# Material
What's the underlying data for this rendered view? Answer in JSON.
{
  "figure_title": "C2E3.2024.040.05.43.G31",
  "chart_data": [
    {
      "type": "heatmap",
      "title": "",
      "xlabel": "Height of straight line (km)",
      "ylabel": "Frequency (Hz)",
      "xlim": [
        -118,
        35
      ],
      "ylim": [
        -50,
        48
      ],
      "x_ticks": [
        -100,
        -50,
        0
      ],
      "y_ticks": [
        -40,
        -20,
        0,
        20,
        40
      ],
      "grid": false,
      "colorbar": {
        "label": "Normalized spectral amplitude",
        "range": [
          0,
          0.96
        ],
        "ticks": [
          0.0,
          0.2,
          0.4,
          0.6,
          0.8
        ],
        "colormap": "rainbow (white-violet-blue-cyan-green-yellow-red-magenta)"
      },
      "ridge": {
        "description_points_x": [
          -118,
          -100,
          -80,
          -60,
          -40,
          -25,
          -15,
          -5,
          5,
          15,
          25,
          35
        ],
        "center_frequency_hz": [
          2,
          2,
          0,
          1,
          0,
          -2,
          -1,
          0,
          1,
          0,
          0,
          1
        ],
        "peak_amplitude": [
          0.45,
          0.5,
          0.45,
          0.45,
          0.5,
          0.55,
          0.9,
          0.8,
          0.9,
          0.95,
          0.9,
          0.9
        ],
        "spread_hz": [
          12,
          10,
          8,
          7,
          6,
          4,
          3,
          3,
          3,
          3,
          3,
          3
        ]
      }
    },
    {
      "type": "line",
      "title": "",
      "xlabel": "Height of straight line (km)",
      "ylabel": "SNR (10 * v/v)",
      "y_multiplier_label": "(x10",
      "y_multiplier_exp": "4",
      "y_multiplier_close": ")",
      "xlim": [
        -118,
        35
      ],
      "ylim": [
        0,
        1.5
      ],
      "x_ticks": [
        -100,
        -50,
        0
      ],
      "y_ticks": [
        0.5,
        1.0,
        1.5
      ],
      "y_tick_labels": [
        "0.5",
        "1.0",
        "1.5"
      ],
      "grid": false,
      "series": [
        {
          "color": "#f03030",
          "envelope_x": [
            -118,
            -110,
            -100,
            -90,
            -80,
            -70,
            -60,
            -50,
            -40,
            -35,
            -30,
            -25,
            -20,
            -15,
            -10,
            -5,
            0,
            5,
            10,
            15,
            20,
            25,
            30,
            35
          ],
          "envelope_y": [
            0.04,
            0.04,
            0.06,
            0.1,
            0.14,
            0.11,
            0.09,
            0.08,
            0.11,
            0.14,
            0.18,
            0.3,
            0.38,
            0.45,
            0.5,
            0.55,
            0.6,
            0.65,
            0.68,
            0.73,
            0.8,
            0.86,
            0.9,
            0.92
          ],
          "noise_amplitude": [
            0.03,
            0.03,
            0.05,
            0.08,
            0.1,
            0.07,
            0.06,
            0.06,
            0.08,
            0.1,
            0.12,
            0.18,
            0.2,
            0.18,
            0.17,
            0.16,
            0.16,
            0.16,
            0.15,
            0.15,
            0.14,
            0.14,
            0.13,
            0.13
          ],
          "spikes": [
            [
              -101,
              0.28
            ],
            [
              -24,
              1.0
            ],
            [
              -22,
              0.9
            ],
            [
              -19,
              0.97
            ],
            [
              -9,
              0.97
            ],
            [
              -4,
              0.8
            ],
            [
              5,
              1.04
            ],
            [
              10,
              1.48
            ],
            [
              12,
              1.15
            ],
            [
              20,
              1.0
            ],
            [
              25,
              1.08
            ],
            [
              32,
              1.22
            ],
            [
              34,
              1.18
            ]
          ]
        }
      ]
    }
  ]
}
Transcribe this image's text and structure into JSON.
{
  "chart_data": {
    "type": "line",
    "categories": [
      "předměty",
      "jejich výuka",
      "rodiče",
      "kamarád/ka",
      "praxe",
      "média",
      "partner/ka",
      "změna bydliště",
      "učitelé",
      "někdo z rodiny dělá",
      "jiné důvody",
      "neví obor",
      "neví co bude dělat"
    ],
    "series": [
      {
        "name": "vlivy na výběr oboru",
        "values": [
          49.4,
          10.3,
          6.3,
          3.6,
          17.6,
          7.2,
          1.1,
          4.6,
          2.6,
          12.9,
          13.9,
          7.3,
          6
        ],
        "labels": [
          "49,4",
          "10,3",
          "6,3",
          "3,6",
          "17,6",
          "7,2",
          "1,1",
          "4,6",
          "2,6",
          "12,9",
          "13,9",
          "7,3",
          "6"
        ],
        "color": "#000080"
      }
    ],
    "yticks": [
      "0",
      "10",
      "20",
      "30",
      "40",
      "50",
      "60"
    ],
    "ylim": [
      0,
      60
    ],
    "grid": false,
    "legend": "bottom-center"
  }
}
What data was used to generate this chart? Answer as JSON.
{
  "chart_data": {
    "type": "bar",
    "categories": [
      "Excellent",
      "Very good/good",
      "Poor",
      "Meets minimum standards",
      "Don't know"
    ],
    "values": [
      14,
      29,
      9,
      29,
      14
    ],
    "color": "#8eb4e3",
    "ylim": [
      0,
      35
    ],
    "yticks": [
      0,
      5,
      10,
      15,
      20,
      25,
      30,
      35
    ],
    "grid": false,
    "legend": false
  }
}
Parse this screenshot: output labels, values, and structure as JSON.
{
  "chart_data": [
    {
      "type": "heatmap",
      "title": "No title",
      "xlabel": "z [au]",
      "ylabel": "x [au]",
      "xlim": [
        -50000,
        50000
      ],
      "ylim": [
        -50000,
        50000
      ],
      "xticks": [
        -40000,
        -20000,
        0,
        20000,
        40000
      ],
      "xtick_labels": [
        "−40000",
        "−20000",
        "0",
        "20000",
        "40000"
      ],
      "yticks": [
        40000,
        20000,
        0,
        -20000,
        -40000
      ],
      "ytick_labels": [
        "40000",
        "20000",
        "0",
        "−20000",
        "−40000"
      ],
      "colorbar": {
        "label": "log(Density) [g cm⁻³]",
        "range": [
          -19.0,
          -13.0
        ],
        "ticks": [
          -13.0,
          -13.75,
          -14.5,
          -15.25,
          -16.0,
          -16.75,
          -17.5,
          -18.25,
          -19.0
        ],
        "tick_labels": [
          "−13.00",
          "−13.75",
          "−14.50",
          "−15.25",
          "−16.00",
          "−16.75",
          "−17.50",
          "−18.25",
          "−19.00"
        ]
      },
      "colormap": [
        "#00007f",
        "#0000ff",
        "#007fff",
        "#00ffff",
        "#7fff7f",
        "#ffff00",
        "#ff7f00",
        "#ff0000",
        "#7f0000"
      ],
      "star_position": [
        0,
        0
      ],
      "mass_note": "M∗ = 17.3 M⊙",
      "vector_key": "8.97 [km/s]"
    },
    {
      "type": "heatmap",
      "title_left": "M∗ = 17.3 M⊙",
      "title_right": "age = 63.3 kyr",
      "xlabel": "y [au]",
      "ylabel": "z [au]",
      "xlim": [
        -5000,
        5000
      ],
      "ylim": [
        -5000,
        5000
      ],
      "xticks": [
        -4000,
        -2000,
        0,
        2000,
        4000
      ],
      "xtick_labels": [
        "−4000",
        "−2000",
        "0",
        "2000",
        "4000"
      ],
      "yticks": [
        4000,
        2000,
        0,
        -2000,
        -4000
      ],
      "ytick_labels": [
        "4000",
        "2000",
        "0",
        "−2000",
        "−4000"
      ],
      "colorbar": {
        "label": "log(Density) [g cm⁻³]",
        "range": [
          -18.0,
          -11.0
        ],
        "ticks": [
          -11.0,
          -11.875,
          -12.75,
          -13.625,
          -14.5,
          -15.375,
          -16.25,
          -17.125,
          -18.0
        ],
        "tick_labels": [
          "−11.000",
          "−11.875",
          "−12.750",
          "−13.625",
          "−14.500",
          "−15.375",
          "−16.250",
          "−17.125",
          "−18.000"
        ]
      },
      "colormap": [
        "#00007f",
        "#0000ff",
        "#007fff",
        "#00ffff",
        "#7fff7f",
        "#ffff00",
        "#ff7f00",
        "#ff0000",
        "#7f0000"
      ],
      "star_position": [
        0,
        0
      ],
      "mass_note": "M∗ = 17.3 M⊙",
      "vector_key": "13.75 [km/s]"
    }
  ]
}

# Exercise instructions
Which lines contain the word "values"? Return each of them.

# Answer to the problem
        "values": [
    "values": [
Parse this screenshot: output labels, values, and structure as JSON.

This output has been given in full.